--- start Provided data ---
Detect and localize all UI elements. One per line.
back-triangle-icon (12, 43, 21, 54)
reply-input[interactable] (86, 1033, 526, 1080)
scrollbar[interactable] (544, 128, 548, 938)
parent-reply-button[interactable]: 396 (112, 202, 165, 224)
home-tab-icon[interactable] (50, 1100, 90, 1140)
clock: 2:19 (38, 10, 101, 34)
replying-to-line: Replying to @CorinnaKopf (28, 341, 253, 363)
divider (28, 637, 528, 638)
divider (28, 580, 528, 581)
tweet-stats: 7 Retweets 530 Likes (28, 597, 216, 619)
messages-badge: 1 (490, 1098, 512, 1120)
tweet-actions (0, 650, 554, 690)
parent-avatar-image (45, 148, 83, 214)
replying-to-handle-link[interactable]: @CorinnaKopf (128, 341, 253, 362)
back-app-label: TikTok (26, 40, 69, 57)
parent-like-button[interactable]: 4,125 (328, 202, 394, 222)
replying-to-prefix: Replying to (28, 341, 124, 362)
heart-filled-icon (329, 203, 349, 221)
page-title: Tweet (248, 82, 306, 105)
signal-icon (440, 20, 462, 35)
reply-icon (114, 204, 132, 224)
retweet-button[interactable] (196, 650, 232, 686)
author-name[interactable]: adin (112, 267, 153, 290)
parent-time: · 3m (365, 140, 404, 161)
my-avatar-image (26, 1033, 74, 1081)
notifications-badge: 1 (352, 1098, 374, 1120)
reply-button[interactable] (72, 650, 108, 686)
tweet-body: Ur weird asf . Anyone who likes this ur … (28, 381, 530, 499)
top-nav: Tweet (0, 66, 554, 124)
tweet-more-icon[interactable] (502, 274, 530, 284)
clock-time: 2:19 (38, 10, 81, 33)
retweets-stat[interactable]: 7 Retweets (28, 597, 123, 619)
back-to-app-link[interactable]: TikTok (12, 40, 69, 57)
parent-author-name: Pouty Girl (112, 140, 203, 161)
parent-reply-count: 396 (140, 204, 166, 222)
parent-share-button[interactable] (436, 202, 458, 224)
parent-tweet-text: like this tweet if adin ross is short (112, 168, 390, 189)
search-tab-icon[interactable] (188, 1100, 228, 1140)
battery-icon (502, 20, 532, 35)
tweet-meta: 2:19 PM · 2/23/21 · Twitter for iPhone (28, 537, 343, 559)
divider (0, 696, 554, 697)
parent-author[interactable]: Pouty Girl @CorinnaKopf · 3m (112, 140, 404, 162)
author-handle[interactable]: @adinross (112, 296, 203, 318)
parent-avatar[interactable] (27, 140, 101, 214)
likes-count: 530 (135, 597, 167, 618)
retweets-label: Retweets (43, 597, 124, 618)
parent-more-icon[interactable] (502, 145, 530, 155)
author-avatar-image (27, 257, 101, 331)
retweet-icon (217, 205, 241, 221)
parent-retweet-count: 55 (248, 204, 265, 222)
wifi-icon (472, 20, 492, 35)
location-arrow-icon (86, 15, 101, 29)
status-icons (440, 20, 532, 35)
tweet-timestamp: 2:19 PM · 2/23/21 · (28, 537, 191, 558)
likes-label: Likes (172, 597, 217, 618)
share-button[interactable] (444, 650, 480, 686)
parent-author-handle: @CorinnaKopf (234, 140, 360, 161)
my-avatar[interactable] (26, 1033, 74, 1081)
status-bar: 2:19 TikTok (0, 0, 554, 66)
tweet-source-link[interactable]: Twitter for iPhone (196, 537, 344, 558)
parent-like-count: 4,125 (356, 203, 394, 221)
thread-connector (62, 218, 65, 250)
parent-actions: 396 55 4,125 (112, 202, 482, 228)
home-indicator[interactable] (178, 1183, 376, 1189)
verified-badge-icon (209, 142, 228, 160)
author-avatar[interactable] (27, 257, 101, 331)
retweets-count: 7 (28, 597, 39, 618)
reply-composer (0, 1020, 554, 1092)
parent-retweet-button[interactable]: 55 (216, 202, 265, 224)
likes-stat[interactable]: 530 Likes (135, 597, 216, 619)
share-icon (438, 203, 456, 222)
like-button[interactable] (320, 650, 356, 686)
--- end Provided data ---
*Direction*:
Please write out all the rows again, replacing every "divider" with "separator" and leaving everything else unchanged.

*Worked solution*:
Detect and localize all UI elements. One per line.
back-triangle-icon (12, 43, 21, 54)
reply-input[interactable] (86, 1033, 526, 1080)
scrollbar[interactable] (544, 128, 548, 938)
parent-reply-button[interactable]: 396 (112, 202, 165, 224)
home-tab-icon[interactable] (50, 1100, 90, 1140)
clock: 2:19 (38, 10, 101, 34)
replying-to-line: Replying to @CorinnaKopf (28, 341, 253, 363)
separator (28, 637, 528, 638)
separator (28, 580, 528, 581)
tweet-stats: 7 Retweets 530 Likes (28, 597, 216, 619)
messages-badge: 1 (490, 1098, 512, 1120)
tweet-actions (0, 650, 554, 690)
parent-avatar-image (45, 148, 83, 214)
replying-to-handle-link[interactable]: @CorinnaKopf (128, 341, 253, 362)
back-app-label: TikTok (26, 40, 69, 57)
parent-like-button[interactable]: 4,125 (328, 202, 394, 222)
replying-to-prefix: Replying to (28, 341, 124, 362)
heart-filled-icon (329, 203, 349, 221)
page-title: Tweet (248, 82, 306, 105)
signal-icon (440, 20, 462, 35)
reply-icon (114, 204, 132, 224)
retweet-button[interactable] (196, 650, 232, 686)
author-name[interactable]: adin (112, 267, 153, 290)
parent-time: · 3m (365, 140, 404, 161)
my-avatar-image (26, 1033, 74, 1081)
notifications-badge: 1 (352, 1098, 374, 1120)
reply-button[interactable] (72, 650, 108, 686)
tweet-body: Ur weird asf . Anyone who likes this ur … (28, 381, 530, 499)
top-nav: Tweet (0, 66, 554, 124)
tweet-more-icon[interactable] (502, 274, 530, 284)
clock-time: 2:19 (38, 10, 81, 33)
retweets-stat[interactable]: 7 Retweets (28, 597, 123, 619)
back-to-app-link[interactable]: TikTok (12, 40, 69, 57)
parent-author-name: Pouty Girl (112, 140, 203, 161)
parent-reply-count: 396 (140, 204, 166, 222)
parent-share-button[interactable] (436, 202, 458, 224)
parent-tweet-text: like this tweet if adin ross is short (112, 168, 390, 189)
search-tab-icon[interactable] (188, 1100, 228, 1140)
battery-icon (502, 20, 532, 35)
tweet-meta: 2:19 PM · 2/23/21 · Twitter for iPhone (28, 537, 343, 559)
separator (0, 696, 554, 697)
parent-author[interactable]: Pouty Girl @CorinnaKopf · 3m (112, 140, 404, 162)
author-handle[interactable]: @adinross (112, 296, 203, 318)
parent-avatar[interactable] (27, 140, 101, 214)
likes-count: 530 (135, 597, 167, 618)
retweets-label: Retweets (43, 597, 124, 618)
parent-more-icon[interactable] (502, 145, 530, 155)
author-avatar-image (27, 257, 101, 331)
retweet-icon (217, 205, 241, 221)
parent-retweet-count: 55 (248, 204, 265, 222)
wifi-icon (472, 20, 492, 35)
location-arrow-icon (86, 15, 101, 29)
status-icons (440, 20, 532, 35)
tweet-timestamp: 2:19 PM · 2/23/21 · (28, 537, 191, 558)
likes-label: Likes (172, 597, 217, 618)
share-button[interactable] (444, 650, 480, 686)
parent-author-handle: @CorinnaKopf (234, 140, 360, 161)
my-avatar[interactable] (26, 1033, 74, 1081)
status-bar: 2:19 TikTok (0, 0, 554, 66)
tweet-source-link[interactable]: Twitter for iPhone (196, 537, 344, 558)
parent-like-count: 4,125 (356, 203, 394, 221)
thread-connector (62, 218, 65, 250)
parent-actions: 396 55 4,125 (112, 202, 482, 228)
home-indicator[interactable] (178, 1183, 376, 1189)
verified-badge-icon (209, 142, 228, 160)
author-avatar[interactable] (27, 257, 101, 331)
retweets-count: 7 (28, 597, 39, 618)
reply-composer (0, 1020, 554, 1092)
parent-retweet-button[interactable]: 55 (216, 202, 265, 224)
likes-stat[interactable]: 530 Likes (135, 597, 216, 619)
share-icon (438, 203, 456, 222)
like-button[interactable] (320, 650, 356, 686)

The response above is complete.